> **DIRECTION**:
Count the lines in the records below that contain the word "entry", and reply with only that number.

> **DATA EXCERPTS**:
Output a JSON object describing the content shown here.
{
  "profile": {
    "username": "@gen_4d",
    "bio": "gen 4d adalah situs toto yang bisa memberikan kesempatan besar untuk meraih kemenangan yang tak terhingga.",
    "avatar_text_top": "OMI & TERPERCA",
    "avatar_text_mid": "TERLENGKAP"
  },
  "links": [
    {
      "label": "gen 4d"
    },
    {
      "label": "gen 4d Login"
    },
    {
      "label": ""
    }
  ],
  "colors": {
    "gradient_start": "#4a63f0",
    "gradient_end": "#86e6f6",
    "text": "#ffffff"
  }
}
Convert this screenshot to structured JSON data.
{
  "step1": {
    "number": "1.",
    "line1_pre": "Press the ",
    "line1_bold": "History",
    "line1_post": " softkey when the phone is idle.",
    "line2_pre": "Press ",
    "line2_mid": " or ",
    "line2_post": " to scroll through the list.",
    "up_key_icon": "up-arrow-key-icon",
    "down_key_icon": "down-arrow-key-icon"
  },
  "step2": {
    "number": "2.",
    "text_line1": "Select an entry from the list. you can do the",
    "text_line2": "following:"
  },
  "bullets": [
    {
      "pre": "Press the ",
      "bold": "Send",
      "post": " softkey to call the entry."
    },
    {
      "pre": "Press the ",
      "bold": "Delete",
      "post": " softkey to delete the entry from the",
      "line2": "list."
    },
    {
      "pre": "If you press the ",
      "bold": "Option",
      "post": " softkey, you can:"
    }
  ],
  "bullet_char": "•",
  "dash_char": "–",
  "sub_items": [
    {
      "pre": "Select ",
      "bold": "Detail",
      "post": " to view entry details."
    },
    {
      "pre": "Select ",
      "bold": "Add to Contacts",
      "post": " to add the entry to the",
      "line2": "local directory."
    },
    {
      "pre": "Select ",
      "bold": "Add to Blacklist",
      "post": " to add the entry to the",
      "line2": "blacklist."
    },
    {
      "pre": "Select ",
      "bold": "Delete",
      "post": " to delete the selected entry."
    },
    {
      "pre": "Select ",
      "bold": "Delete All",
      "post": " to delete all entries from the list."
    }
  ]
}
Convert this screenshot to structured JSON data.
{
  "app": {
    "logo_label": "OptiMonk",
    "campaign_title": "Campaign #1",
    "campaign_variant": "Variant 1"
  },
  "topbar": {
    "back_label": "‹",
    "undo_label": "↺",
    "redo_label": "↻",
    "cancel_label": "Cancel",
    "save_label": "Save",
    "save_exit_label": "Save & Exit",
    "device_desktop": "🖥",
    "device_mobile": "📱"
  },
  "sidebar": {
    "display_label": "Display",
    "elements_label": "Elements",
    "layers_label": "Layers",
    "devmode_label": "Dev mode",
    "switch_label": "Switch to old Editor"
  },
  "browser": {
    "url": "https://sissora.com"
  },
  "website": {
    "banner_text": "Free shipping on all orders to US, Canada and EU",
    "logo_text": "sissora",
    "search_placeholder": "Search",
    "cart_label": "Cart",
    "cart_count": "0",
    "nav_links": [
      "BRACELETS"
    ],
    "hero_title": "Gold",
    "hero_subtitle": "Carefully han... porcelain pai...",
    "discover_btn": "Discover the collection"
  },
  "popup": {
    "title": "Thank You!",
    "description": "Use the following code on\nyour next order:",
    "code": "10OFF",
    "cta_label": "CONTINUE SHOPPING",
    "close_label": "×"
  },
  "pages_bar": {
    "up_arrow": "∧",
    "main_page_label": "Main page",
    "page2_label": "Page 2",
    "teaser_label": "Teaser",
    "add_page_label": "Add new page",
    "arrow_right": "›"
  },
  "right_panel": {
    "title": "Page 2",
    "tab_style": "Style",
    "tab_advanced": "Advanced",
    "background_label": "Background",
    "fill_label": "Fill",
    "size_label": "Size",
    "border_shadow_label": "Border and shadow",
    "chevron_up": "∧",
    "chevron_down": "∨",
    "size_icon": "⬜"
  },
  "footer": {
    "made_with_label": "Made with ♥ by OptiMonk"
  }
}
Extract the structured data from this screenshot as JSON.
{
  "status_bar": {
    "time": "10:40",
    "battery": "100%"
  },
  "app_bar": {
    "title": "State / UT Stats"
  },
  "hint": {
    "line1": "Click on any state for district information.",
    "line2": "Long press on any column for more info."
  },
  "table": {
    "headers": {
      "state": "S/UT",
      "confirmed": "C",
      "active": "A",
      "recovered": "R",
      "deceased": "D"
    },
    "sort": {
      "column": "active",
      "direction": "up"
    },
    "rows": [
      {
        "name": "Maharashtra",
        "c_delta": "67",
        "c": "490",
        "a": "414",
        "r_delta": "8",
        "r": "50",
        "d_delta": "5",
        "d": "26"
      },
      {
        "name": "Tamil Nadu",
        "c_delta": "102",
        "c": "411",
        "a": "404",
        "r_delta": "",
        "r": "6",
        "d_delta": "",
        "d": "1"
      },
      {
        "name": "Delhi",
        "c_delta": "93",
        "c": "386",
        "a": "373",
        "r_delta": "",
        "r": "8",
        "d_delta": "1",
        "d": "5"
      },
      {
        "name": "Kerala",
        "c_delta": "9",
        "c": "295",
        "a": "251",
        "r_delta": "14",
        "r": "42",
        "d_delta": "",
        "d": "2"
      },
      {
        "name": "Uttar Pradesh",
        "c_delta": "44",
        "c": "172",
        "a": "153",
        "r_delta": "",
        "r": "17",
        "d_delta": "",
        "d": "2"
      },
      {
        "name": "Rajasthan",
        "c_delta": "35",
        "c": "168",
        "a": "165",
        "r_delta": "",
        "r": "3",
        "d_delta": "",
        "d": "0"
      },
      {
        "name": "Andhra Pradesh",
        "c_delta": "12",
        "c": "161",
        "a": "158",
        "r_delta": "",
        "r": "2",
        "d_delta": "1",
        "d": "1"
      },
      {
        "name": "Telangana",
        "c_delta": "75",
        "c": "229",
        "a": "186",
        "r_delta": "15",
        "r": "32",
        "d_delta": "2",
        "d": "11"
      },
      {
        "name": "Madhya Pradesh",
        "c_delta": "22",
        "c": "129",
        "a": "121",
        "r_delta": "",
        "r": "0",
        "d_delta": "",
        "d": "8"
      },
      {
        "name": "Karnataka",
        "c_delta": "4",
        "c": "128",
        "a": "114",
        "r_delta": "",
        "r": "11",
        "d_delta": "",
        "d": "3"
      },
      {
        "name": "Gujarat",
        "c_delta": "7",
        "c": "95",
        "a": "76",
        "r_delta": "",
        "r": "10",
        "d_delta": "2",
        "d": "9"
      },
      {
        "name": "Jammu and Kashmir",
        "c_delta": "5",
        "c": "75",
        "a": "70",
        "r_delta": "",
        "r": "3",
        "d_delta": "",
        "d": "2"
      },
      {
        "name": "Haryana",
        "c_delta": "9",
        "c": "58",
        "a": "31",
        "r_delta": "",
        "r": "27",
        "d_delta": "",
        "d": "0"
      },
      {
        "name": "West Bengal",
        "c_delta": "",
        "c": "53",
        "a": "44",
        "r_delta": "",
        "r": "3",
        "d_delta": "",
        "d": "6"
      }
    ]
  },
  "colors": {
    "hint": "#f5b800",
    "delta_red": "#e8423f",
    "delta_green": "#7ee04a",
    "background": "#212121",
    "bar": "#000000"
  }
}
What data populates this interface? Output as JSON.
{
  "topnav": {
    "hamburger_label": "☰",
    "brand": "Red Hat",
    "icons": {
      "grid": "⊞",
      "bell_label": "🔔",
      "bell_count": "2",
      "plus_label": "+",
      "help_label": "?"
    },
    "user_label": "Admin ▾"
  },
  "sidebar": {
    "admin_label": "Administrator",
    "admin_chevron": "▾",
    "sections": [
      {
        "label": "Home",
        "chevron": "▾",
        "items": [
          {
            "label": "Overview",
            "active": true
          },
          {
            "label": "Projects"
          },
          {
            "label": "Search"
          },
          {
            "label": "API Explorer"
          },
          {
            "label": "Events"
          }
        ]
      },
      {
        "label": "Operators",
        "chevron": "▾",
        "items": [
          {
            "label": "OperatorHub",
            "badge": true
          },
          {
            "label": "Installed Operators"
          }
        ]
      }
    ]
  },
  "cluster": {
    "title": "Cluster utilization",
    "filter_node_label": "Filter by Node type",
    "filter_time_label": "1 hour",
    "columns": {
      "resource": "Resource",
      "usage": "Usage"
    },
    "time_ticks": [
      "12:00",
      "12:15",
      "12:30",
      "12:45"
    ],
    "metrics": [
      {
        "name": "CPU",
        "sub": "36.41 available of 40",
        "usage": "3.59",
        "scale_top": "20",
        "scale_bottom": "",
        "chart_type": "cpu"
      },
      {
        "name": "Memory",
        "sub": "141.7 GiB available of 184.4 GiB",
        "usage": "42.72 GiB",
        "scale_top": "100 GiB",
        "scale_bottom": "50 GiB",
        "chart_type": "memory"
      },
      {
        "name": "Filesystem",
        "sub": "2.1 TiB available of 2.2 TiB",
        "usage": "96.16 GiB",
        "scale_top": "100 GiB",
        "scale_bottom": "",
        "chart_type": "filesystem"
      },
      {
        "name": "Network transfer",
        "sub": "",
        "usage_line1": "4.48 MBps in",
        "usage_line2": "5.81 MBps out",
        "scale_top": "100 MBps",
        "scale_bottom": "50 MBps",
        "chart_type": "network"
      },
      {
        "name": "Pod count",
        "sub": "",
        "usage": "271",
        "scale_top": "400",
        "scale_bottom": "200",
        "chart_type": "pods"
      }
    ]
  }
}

> **RESULT OF THIS TASK**:
7